**Input data**
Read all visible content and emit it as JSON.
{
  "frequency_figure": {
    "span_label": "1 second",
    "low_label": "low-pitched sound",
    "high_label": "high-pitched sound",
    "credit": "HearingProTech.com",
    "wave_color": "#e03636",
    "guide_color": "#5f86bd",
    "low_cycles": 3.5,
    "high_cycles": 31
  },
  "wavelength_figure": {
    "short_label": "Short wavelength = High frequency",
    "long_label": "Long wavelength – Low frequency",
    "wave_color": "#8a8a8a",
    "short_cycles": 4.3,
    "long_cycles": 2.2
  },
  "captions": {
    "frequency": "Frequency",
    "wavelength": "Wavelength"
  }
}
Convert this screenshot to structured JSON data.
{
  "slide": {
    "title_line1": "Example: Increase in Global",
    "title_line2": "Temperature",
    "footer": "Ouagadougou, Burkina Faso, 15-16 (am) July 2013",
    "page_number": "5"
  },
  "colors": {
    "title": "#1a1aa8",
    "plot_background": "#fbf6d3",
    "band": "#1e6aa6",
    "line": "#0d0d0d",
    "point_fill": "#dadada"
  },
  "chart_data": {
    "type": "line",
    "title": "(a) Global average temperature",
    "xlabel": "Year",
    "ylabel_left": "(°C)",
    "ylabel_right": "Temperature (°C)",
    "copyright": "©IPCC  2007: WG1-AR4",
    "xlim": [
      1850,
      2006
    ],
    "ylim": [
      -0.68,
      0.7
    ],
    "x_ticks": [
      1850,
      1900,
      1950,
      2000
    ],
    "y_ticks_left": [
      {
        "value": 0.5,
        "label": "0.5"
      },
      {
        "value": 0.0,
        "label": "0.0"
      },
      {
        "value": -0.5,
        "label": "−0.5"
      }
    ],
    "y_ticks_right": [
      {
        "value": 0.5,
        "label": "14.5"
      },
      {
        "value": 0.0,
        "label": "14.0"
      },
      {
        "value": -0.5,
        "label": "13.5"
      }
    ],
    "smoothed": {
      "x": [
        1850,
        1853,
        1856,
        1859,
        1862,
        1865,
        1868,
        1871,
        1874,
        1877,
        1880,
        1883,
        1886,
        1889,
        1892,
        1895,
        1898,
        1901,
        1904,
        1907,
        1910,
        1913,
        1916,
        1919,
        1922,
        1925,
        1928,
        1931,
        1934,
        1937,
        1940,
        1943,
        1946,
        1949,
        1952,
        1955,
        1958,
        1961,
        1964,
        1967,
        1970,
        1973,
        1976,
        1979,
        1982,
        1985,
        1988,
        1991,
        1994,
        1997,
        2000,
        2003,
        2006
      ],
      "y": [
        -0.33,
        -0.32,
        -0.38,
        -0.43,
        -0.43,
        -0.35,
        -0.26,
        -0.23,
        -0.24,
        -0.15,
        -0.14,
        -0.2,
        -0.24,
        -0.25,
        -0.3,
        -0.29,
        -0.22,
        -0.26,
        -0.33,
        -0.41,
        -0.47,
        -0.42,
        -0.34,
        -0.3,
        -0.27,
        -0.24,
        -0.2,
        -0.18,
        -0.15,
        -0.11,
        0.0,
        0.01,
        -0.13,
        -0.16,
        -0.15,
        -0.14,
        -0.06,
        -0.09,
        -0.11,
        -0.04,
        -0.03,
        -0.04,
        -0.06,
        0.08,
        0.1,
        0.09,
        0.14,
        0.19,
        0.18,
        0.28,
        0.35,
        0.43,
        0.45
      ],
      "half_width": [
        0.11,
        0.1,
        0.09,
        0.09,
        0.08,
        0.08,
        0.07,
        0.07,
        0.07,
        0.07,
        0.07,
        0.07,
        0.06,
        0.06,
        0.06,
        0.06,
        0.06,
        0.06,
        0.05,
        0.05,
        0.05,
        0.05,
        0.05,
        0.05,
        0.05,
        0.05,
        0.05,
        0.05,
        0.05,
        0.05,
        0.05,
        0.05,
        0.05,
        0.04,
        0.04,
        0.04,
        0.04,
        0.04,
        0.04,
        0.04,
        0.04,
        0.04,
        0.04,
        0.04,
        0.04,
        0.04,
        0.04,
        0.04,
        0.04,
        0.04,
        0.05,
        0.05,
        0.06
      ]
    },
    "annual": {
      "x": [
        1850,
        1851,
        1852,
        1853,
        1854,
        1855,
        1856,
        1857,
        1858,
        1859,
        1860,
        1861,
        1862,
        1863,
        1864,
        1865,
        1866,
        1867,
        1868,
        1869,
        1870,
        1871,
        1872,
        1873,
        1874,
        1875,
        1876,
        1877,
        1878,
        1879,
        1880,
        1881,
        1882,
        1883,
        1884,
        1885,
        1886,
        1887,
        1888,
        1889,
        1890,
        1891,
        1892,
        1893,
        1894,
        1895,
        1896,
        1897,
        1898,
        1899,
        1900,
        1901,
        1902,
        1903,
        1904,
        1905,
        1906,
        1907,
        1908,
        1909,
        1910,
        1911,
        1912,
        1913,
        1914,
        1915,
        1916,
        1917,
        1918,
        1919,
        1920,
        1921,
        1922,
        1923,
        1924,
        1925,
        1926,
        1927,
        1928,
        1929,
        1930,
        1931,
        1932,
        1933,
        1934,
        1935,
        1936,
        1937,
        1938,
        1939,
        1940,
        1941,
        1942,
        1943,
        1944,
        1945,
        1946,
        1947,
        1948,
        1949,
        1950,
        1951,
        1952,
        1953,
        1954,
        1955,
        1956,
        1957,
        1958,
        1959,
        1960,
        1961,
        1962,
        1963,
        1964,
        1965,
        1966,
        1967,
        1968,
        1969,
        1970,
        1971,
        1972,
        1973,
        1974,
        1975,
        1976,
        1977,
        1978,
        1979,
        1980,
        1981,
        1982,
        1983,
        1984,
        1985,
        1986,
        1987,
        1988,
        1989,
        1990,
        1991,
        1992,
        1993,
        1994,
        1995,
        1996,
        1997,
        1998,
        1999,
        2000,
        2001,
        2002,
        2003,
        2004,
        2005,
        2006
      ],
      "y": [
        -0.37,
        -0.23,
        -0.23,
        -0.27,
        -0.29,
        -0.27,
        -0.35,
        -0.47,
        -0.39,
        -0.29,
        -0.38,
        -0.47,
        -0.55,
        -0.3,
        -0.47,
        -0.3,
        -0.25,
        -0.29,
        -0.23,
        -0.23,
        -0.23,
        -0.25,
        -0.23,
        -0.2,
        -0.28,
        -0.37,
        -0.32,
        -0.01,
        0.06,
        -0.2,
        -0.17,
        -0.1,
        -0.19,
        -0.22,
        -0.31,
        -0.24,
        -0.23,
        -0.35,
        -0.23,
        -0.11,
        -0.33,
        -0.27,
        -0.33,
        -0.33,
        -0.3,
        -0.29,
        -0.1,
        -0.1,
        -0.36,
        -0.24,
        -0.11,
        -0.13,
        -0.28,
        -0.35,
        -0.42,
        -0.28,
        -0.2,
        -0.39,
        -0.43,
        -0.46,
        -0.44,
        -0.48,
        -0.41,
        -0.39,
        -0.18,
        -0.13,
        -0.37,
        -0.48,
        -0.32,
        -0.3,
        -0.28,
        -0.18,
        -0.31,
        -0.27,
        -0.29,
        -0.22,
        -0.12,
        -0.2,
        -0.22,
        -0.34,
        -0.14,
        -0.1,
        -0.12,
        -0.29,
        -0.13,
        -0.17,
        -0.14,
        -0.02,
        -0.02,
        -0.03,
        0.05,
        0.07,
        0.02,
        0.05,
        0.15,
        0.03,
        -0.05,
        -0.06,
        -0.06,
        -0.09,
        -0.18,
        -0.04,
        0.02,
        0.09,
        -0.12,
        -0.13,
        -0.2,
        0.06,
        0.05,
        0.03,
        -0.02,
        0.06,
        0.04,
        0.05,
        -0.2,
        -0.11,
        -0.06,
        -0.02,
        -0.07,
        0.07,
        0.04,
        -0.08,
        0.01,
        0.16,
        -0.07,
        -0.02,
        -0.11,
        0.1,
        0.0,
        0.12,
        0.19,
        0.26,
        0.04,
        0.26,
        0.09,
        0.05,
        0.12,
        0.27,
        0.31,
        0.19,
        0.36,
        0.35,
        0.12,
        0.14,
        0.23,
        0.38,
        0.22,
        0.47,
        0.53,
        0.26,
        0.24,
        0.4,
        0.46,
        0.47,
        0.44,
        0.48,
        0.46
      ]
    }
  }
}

**Request**
List every line in the records above that contains the word "Global".

**Full response**
    "title_line1": "Example: Increase in Global",
    "title": "(a) Global average temperature",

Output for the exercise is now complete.